§ **Task**:
Below are some records; reproduce every one of them exactly.

§ **Rows from a dataset**:
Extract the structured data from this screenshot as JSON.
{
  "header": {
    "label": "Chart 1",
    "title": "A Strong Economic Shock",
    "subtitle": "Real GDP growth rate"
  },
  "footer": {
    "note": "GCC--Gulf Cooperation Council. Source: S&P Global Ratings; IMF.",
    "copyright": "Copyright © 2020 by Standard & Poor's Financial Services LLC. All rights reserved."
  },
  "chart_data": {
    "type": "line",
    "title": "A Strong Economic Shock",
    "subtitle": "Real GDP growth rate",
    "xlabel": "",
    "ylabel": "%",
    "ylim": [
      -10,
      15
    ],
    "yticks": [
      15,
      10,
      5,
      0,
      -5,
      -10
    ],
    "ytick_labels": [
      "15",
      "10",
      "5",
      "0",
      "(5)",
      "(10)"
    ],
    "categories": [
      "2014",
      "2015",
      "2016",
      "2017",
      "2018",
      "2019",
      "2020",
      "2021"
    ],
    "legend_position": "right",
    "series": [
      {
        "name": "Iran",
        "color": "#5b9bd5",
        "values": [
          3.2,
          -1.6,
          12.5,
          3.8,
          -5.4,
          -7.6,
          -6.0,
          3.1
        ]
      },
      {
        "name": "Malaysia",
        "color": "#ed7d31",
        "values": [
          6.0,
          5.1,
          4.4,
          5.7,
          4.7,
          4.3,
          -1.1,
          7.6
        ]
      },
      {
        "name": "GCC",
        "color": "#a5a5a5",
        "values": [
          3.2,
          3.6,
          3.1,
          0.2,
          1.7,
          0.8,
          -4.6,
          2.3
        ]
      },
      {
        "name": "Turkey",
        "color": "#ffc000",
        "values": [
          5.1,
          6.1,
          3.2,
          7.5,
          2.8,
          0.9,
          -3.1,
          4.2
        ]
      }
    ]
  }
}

§ **Correct output**:
Extract the structured data from this screenshot as JSON.
{
  "header": {
    "label": "Chart 1",
    "title": "A Strong Economic Shock",
    "subtitle": "Real GDP growth rate"
  },
  "footer": {
    "note": "GCC--Gulf Cooperation Council. Source: S&P Global Ratings; IMF.",
    "copyright": "Copyright © 2020 by Standard & Poor's Financial Services LLC. All rights reserved."
  },
  "chart_data": {
    "type": "line",
    "title": "A Strong Economic Shock",
    "subtitle": "Real GDP growth rate",
    "xlabel": "",
    "ylabel": "%",
    "ylim": [
      -10,
      15
    ],
    "yticks": [
      15,
      10,
      5,
      0,
      -5,
      -10
    ],
    "ytick_labels": [
      "15",
      "10",
      "5",
      "0",
      "(5)",
      "(10)"
    ],
    "categories": [
      "2014",
      "2015",
      "2016",
      "2017",
      "2018",
      "2019",
      "2020",
      "2021"
    ],
    "legend_position": "right",
    "series": [
      {
        "name": "Iran",
        "color": "#5b9bd5",
        "values": [
          3.2,
          -1.6,
          12.5,
          3.8,
          -5.4,
          -7.6,
          -6.0,
          3.1
        ]
      },
      {
        "name": "Malaysia",
        "color": "#ed7d31",
        "values": [
          6.0,
          5.1,
          4.4,
          5.7,
          4.7,
          4.3,
          -1.1,
          7.6
        ]
      },
      {
        "name": "GCC",
        "color": "#a5a5a5",
        "values": [
          3.2,
          3.6,
          3.1,
          0.2,
          1.7,
          0.8,
          -4.6,
          2.3
        ]
      },
      {
        "name": "Turkey",
        "color": "#ffc000",
        "values": [
          5.1,
          6.1,
          3.2,
          7.5,
          2.8,
          0.9,
          -3.1,
          4.2
        ]
      }
    ]
  }
}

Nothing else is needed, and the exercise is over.